▸ **Задания упражнения**
- 1) Выпишите все аббревиатуры, которые встречаются во фрагменте о стратегической стабильности.
- 2) Перепишите из фрагмента о стратегической стабильности отрывок от слов «По мере развития» до слов «политической точки зрения.» включительно.

▸ **Фрагмент документа**
--------------------------------------------------

По мере развития потенциалов СЯС обеих сторон, появления качественно новых систем боевого управления, стратегических неядерных вооружений и новых технологий противовоздушной и противоракетной обороны ситуация становится принципиально иной: усиление ПРО (до способности уничтожать стратегический потенциал) по мере сокращения СНВ сторон может рассматриваться как нарушения стратегической стабильности и ядерного сдерживания, а взятые оба процесса в комплексе, – как очевидная угроза национальной безопасности нашей страны. Понятно, что потенциал ответного удара обесценивается не только с военной, но и с политической точки зрения.

--------------------------------------------------

▸ **Исходные материалы**
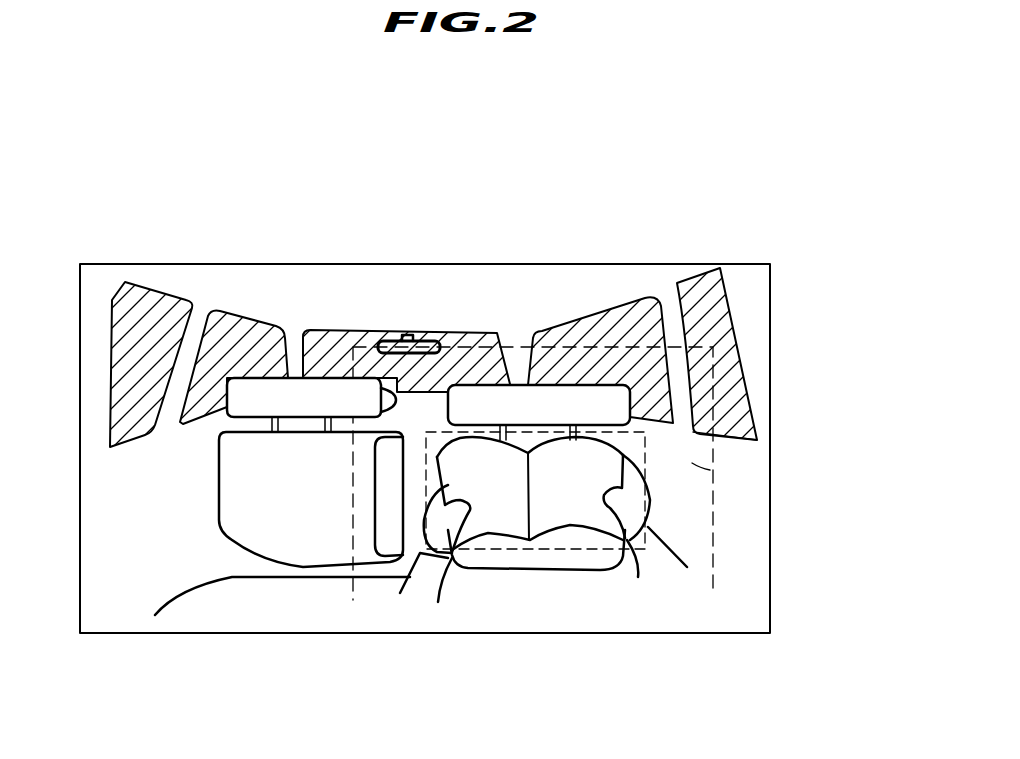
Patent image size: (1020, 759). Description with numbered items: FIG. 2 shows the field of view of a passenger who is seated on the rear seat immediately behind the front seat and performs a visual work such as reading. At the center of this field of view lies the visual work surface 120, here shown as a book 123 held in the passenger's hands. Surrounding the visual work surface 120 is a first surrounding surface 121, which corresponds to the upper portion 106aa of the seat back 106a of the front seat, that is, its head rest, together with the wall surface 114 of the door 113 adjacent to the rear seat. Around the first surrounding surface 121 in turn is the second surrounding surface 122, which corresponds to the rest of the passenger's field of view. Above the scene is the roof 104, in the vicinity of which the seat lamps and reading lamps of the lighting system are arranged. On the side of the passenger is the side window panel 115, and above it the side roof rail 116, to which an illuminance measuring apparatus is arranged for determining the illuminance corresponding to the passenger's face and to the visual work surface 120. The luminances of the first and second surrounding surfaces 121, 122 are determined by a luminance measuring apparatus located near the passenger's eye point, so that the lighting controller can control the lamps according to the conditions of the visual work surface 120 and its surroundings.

--------------------------------------------------

▸ **Правильные ответы**
- 1) СЯС, ПРО, СНВ

- 2)
По мере развития потенциалов СЯС обеих сторон, появления качественно новых систем боевого управления, стратегических неядерных вооружений и новых технологий противовоздушной и противоракетной обороны ситуация становится принципиально иной: усиление ПРО (до способности уничтожать стратегический потенциал) по мере сокращения СНВ сторон может рассматриваться как нарушения стратегической стабильности и ядерного сдерживания, а взятые оба процесса в комплексе, – как очевидная угроза национальной безопасности нашей страны. Понятно, что потенциал ответного удара обесценивается не только с военной, но и с политической точки зрения.